__Задание__: Перепишите, пожалуйста, фрагмент воспоминаний о детстве целиком, не меняя ни слова.

__Цитируемый текст__:
Размышляя об этом эпизоде, не устаю задаваться вопросом: что же меня так впечатлило, что помню эту ситуацию до сих пор? Все-таки, думаю, проклюнувшаяся совесть: ведь делаю что-то плохое. Однако стыда совсем не помню. То ли стыд развивается позже, то ли совесть и стыд вообще не строго связанные вещи…
Вторая сцена – в саду. Я сижу на корточках на грядке справа от центральной яблони (белый налив) – впоследствии нашей главной кормилицы в течение десятилетий. Грядка – с зеленым луком, неполотая, сильно заросшая высокой травой. Я спокойно «пасусь» в саду, пощипывая любимый лук. В это время меня зовет мама: «Лида-а! Лида-а!», зовет давно и все настойчивее и настойчивее. Не откликаясь, я начинаю быстро рвать стрелки лука вместе с травой и жадно запихивать в рот: «Скорее, скорее!» Помню свой тугой кулачок, полный зелени. При этом опять понимаю, что делаю нечто нехорошее, мне даже невкусно, так как травы так много, что она перебивает вкус лука, но я не могу оторваться и нахально не отвечаю на призывы. Что было дальше – не помню, но вкус травы и сейчас ощущаю вживе при одном воспоминании. Опять задумываюсь: почему эта сцена зацепилась в сознании? Факт непослушания – что это, первое проявление воли, самостоятельно принятого решения?

__Исходные данные__:
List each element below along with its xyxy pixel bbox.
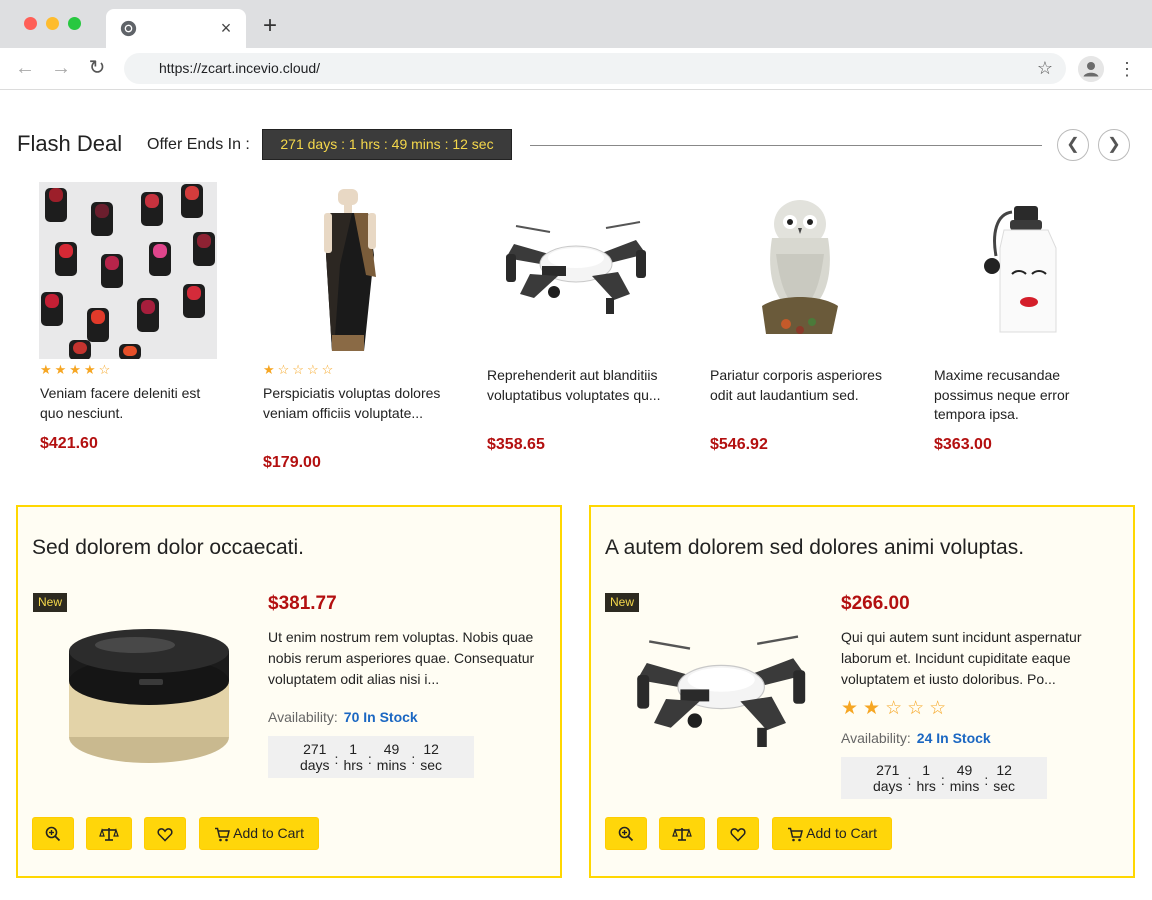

__Письменный ответ__:
Размышляя об этом эпизоде, не устаю задаваться вопросом: что же меня так впечатлило, что помню эту ситуацию до сих пор? Все-таки, думаю, проклюнувшаяся совесть: ведь делаю что-то плохое. Однако стыда совсем не помню. То ли стыд развивается позже, то ли совесть и стыд вообще не строго связанные вещи…
Вторая сцена – в саду. Я сижу на корточках на грядке справа от центральной яблони (белый налив) – впоследствии нашей главной кормилицы в течение десятилетий. Грядка – с зеленым луком, неполотая, сильно заросшая высокой травой. Я спокойно «пасусь» в саду, пощипывая любимый лук. В это время меня зовет мама: «Лида-а! Лида-а!», зовет давно и все настойчивее и настойчивее. Не откликаясь, я начинаю быстро рвать стрелки лука вместе с травой и жадно запихивать в рот: «Скорее, скорее!» Помню свой тугой кулачок, полный зелени. При этом опять понимаю, что делаю нечто нехорошее, мне даже невкусно, так как травы так много, что она перебивает вкус лука, но я не могу оторваться и нахально не отвечаю на призывы. Что было дальше – не помню, но вкус травы и сейчас ощущаю вживе при одном воспоминании. Опять задумываюсь: почему эта сцена зацепилась в сознании? Факт непослушания – что это, первое проявление воли, самостоятельно принятого решения?